* [Exercise materials]:
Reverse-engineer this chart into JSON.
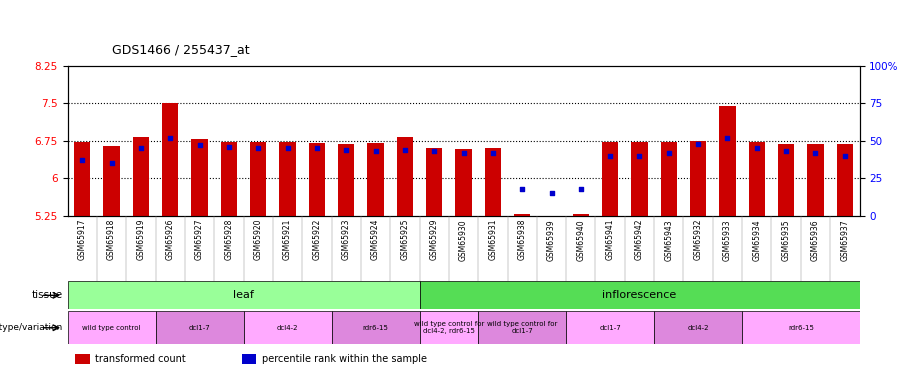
{
  "title": "GDS1466 / 255437_at",
  "ylim": [
    5.25,
    8.25
  ],
  "y2lim": [
    0,
    100
  ],
  "yticks": [
    5.25,
    6.0,
    6.75,
    7.5,
    8.25
  ],
  "ytick_labels": [
    "5.25",
    "6",
    "6.75",
    "7.5",
    "8.25"
  ],
  "y2ticks": [
    0,
    25,
    50,
    75,
    100
  ],
  "y2tick_labels": [
    "0",
    "25",
    "50",
    "75",
    "100%"
  ],
  "samples": [
    "GSM65917",
    "GSM65918",
    "GSM65919",
    "GSM65926",
    "GSM65927",
    "GSM65928",
    "GSM65920",
    "GSM65921",
    "GSM65922",
    "GSM65923",
    "GSM65924",
    "GSM65925",
    "GSM65929",
    "GSM65930",
    "GSM65931",
    "GSM65938",
    "GSM65939",
    "GSM65940",
    "GSM65941",
    "GSM65942",
    "GSM65943",
    "GSM65932",
    "GSM65933",
    "GSM65934",
    "GSM65935",
    "GSM65936",
    "GSM65937"
  ],
  "transformed_counts": [
    6.72,
    6.65,
    6.82,
    7.5,
    6.78,
    6.72,
    6.72,
    6.72,
    6.7,
    6.68,
    6.7,
    6.82,
    6.6,
    6.58,
    6.6,
    5.28,
    5.22,
    5.28,
    6.72,
    6.72,
    6.72,
    6.75,
    7.45,
    6.72,
    6.68,
    6.68,
    6.68
  ],
  "percentile_ranks": [
    37,
    35,
    45,
    52,
    47,
    46,
    45,
    45,
    45,
    44,
    43,
    44,
    43,
    42,
    42,
    18,
    15,
    18,
    40,
    40,
    42,
    48,
    52,
    45,
    43,
    42,
    40
  ],
  "base": 5.25,
  "bar_color": "#cc0000",
  "dot_color": "#0000cc",
  "xticklabel_bg": "#d0d0d0",
  "tissue_groups": [
    {
      "label": "leaf",
      "start": 0,
      "end": 11,
      "color": "#99ff99"
    },
    {
      "label": "inflorescence",
      "start": 12,
      "end": 26,
      "color": "#55dd55"
    }
  ],
  "genotype_groups": [
    {
      "label": "wild type control",
      "start": 0,
      "end": 2,
      "color": "#ffaaff"
    },
    {
      "label": "dcl1-7",
      "start": 3,
      "end": 5,
      "color": "#dd88dd"
    },
    {
      "label": "dcl4-2",
      "start": 6,
      "end": 8,
      "color": "#ffaaff"
    },
    {
      "label": "rdr6-15",
      "start": 9,
      "end": 11,
      "color": "#dd88dd"
    },
    {
      "label": "wild type control for\ndcl4-2, rdr6-15",
      "start": 12,
      "end": 13,
      "color": "#ffaaff"
    },
    {
      "label": "wild type control for\ndcl1-7",
      "start": 14,
      "end": 16,
      "color": "#dd88dd"
    },
    {
      "label": "dcl1-7",
      "start": 17,
      "end": 19,
      "color": "#ffaaff"
    },
    {
      "label": "dcl4-2",
      "start": 20,
      "end": 22,
      "color": "#dd88dd"
    },
    {
      "label": "rdr6-15",
      "start": 23,
      "end": 26,
      "color": "#ffaaff"
    }
  ],
  "legend_items": [
    {
      "label": "transformed count",
      "color": "#cc0000"
    },
    {
      "label": "percentile rank within the sample",
      "color": "#0000cc"
    }
  ],
  "label_tissue": "tissue",
  "label_genotype": "genotype/variation"
}
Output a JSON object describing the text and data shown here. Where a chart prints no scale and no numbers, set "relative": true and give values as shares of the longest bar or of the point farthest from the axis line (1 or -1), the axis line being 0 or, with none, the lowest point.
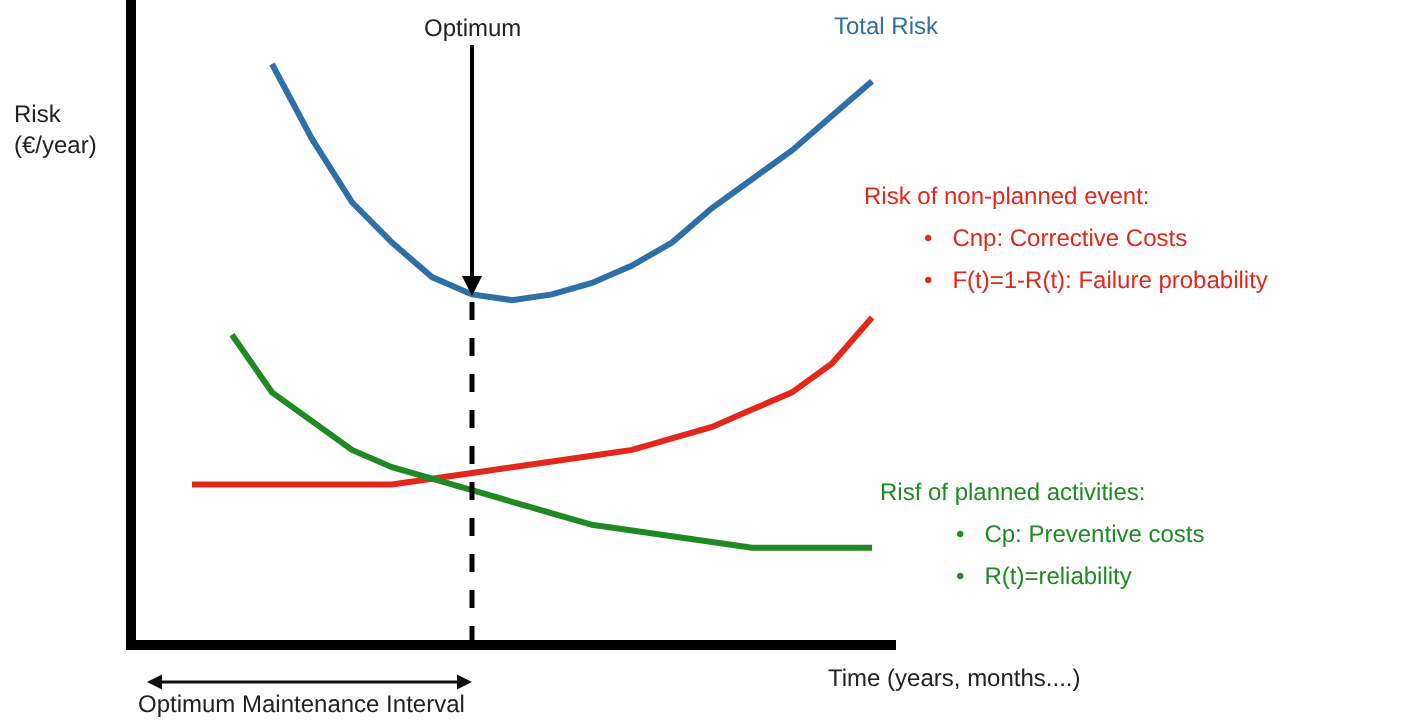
{
  "chart_data": {
    "type": "line",
    "relative": true,
    "xlabel": "Time (years, months....)",
    "ylabel": "Risk\n(€/year)",
    "categories": [
      null,
      null,
      null,
      null,
      null,
      null,
      null,
      null,
      null,
      null,
      null,
      null,
      null,
      null,
      null,
      null,
      null,
      null
    ],
    "series": [
      {
        "name": "Total Risk",
        "color": "#2f6fa8",
        "values": [
          null,
          null,
          1.0,
          0.87,
          0.76,
          0.69,
          0.63,
          0.6,
          0.59,
          0.6,
          0.62,
          0.65,
          0.69,
          0.75,
          0.8,
          0.85,
          0.91,
          0.97
        ]
      },
      {
        "name": "Risk of non-planned event:",
        "color": "#e4271b",
        "values": [
          0.27,
          0.27,
          0.27,
          0.27,
          0.27,
          0.27,
          0.28,
          0.29,
          0.3,
          0.31,
          0.32,
          0.33,
          0.35,
          0.37,
          0.4,
          0.43,
          0.48,
          0.56
        ]
      },
      {
        "name": "Risf of planned activities:",
        "color": "#1f8a22",
        "values": [
          null,
          0.53,
          0.43,
          0.38,
          0.33,
          0.3,
          0.28,
          0.26,
          0.24,
          0.22,
          0.2,
          0.19,
          0.18,
          0.17,
          0.16,
          0.16,
          0.16,
          0.16
        ]
      }
    ],
    "annotations": [
      "•   Cnp: Corrective Costs",
      "•   F(t)=1-R(t): Failure probability",
      "•   Cp: Preventive costs",
      "•   R(t)=reliability",
      "Optimum Maintenance Interval",
      "Optimum"
    ],
    "legend": false,
    "grid": false,
    "marker": "none",
    "line_style": "solid"
  }
}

* [Exercise brief]: Reproduce each line of the records exactly, and omit every picture.

* [Full response]:
Reverse-engineer this chart into JSON.
{
  "title": "GDS1466 / 255437_at",
  "ylim": [
    5.25,
    8.25
  ],
  "y2lim": [
    0,
    100
  ],
  "yticks": [
    5.25,
    6.0,
    6.75,
    7.5,
    8.25
  ],
  "ytick_labels": [
    "5.25",
    "6",
    "6.75",
    "7.5",
    "8.25"
  ],
  "y2ticks": [
    0,
    25,
    50,
    75,
    100
  ],
  "y2tick_labels": [
    "0",
    "25",
    "50",
    "75",
    "100%"
  ],
  "samples": [
    "GSM65917",
    "GSM65918",
    "GSM65919",
    "GSM65926",
    "GSM65927",
    "GSM65928",
    "GSM65920",
    "GSM65921",
    "GSM65922",
    "GSM65923",
    "GSM65924",
    "GSM65925",
    "GSM65929",
    "GSM65930",
    "GSM65931",
    "GSM65938",
    "GSM65939",
    "GSM65940",
    "GSM65941",
    "GSM65942",
    "GSM65943",
    "GSM65932",
    "GSM65933",
    "GSM65934",
    "GSM65935",
    "GSM65936",
    "GSM65937"
  ],
  "transformed_counts": [
    6.72,
    6.65,
    6.82,
    7.5,
    6.78,
    6.72,
    6.72,
    6.72,
    6.7,
    6.68,
    6.7,
    6.82,
    6.6,
    6.58,
    6.6,
    5.28,
    5.22,
    5.28,
    6.72,
    6.72,
    6.72,
    6.75,
    7.45,
    6.72,
    6.68,
    6.68,
    6.68
  ],
  "percentile_ranks": [
    37,
    35,
    45,
    52,
    47,
    46,
    45,
    45,
    45,
    44,
    43,
    44,
    43,
    42,
    42,
    18,
    15,
    18,
    40,
    40,
    42,
    48,
    52,
    45,
    43,
    42,
    40
  ],
  "base": 5.25,
  "bar_color": "#cc0000",
  "dot_color": "#0000cc",
  "xticklabel_bg": "#d0d0d0",
  "tissue_groups": [
    {
      "label": "leaf",
      "start": 0,
      "end": 11,
      "color": "#99ff99"
    },
    {
      "label": "inflorescence",
      "start": 12,
      "end": 26,
      "color": "#55dd55"
    }
  ],
  "genotype_groups": [
    {
      "label": "wild type control",
      "start": 0,
      "end": 2,
      "color": "#ffaaff"
    },
    {
      "label": "dcl1-7",
      "start": 3,
      "end": 5,
      "color": "#dd88dd"
    },
    {
      "label": "dcl4-2",
      "start": 6,
      "end": 8,
      "color": "#ffaaff"
    },
    {
      "label": "rdr6-15",
      "start": 9,
      "end": 11,
      "color": "#dd88dd"
    },
    {
      "label": "wild type control for\ndcl4-2, rdr6-15",
      "start": 12,
      "end": 13,
      "color": "#ffaaff"
    },
    {
      "label": "wild type control for\ndcl1-7",
      "start": 14,
      "end": 16,
      "color": "#dd88dd"
    },
    {
      "label": "dcl1-7",
      "start": 17,
      "end": 19,
      "color": "#ffaaff"
    },
    {
      "label": "dcl4-2",
      "start": 20,
      "end": 22,
      "color": "#dd88dd"
    },
    {
      "label": "rdr6-15",
      "start": 23,
      "end": 26,
      "color": "#ffaaff"
    }
  ],
  "legend_items": [
    {
      "label": "transformed count",
      "color": "#cc0000"
    },
    {
      "label": "percentile rank within the sample",
      "color": "#0000cc"
    }
  ],
  "label_tissue": "tissue",
  "label_genotype": "genotype/variation"
}
Output a JSON object describing the text and data shown here. Where a chart prints no scale and no numbers, set "relative": true and give values as shares of the longest bar or of the point farthest from the axis line (1 or -1), the axis line being 0 or, with none, the lowest point.
{
  "chart_data": {
    "type": "line",
    "relative": true,
    "xlabel": "Time (years, months....)",
    "ylabel": "Risk\n(€/year)",
    "categories": [
      null,
      null,
      null,
      null,
      null,
      null,
      null,
      null,
      null,
      null,
      null,
      null,
      null,
      null,
      null,
      null,
      null,
      null
    ],
    "series": [
      {
        "name": "Total Risk",
        "color": "#2f6fa8",
        "values": [
          null,
          null,
          1.0,
          0.87,
          0.76,
          0.69,
          0.63,
          0.6,
          0.59,
          0.6,
          0.62,
          0.65,
          0.69,
          0.75,
          0.8,
          0.85,
          0.91,
          0.97
        ]
      },
      {
        "name": "Risk of non-planned event:",
        "color": "#e4271b",
        "values": [
          0.27,
          0.27,
          0.27,
          0.27,
          0.27,
          0.27,
          0.28,
          0.29,
          0.3,
          0.31,
          0.32,
          0.33,
          0.35,
          0.37,
          0.4,
          0.43,
          0.48,
          0.56
        ]
      },
      {
        "name": "Risf of planned activities:",
        "color": "#1f8a22",
        "values": [
          null,
          0.53,
          0.43,
          0.38,
          0.33,
          0.3,
          0.28,
          0.26,
          0.24,
          0.22,
          0.2,
          0.19,
          0.18,
          0.17,
          0.16,
          0.16,
          0.16,
          0.16
        ]
      }
    ],
    "annotations": [
      "•   Cnp: Corrective Costs",
      "•   F(t)=1-R(t): Failure probability",
      "•   Cp: Preventive costs",
      "•   R(t)=reliability",
      "Optimum Maintenance Interval",
      "Optimum"
    ],
    "legend": false,
    "grid": false,
    "marker": "none",
    "line_style": "solid"
  }
}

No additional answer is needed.